Data supplied >>
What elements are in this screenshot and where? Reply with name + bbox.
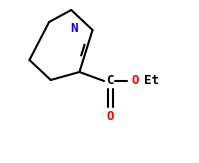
Text: Et: Et: [144, 74, 159, 88]
Text: N: N: [70, 22, 77, 35]
Text: O: O: [131, 74, 139, 88]
Text: O: O: [107, 111, 114, 124]
Text: C: C: [106, 74, 113, 88]
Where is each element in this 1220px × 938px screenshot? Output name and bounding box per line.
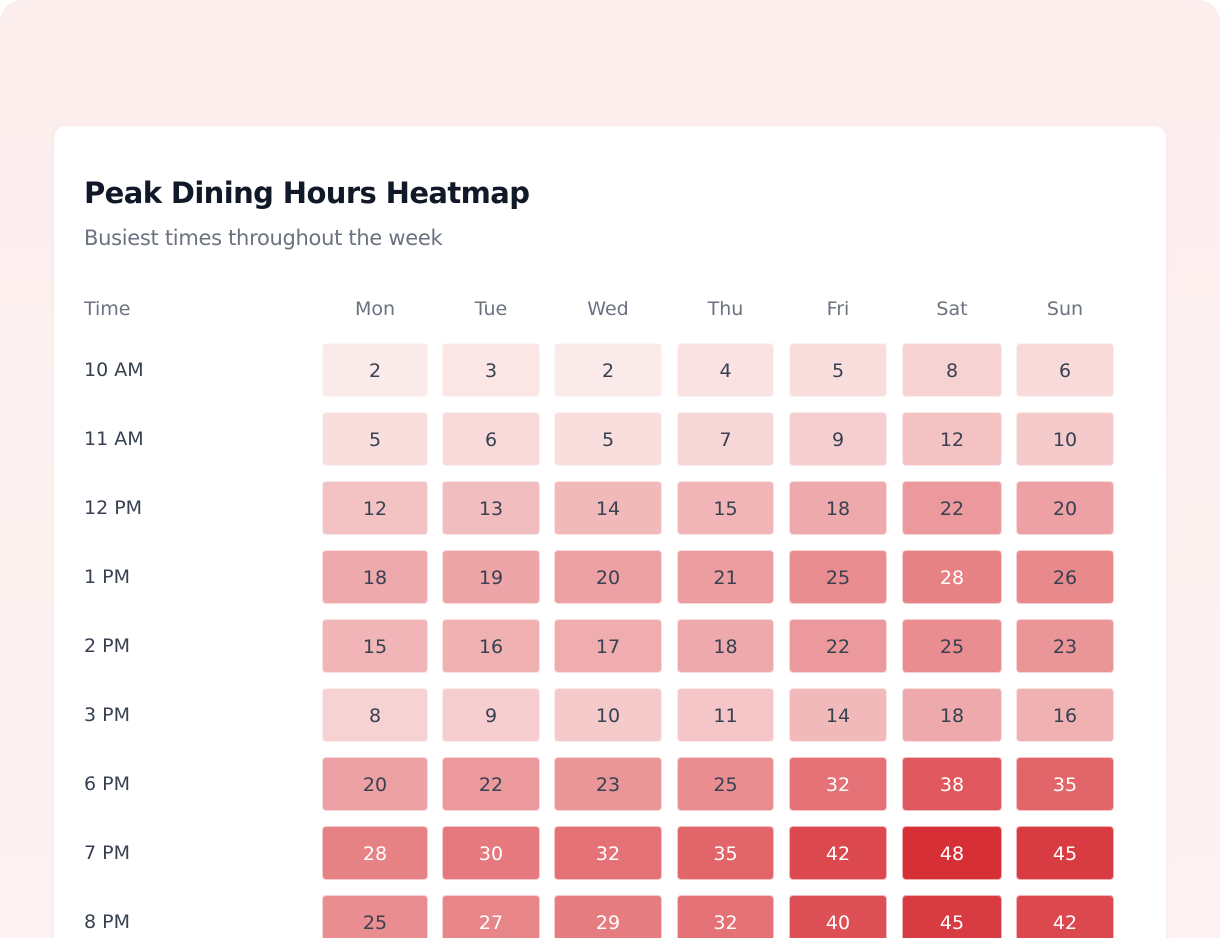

Stated exercise >>
Return every line of the items above that contains the word "screenshot". Case counts.

The output >>
What elements are in this screenshot and where? Reply with name + bbox.
Where is each element in this 1220px × 938px screenshot? Output name and bounding box per line.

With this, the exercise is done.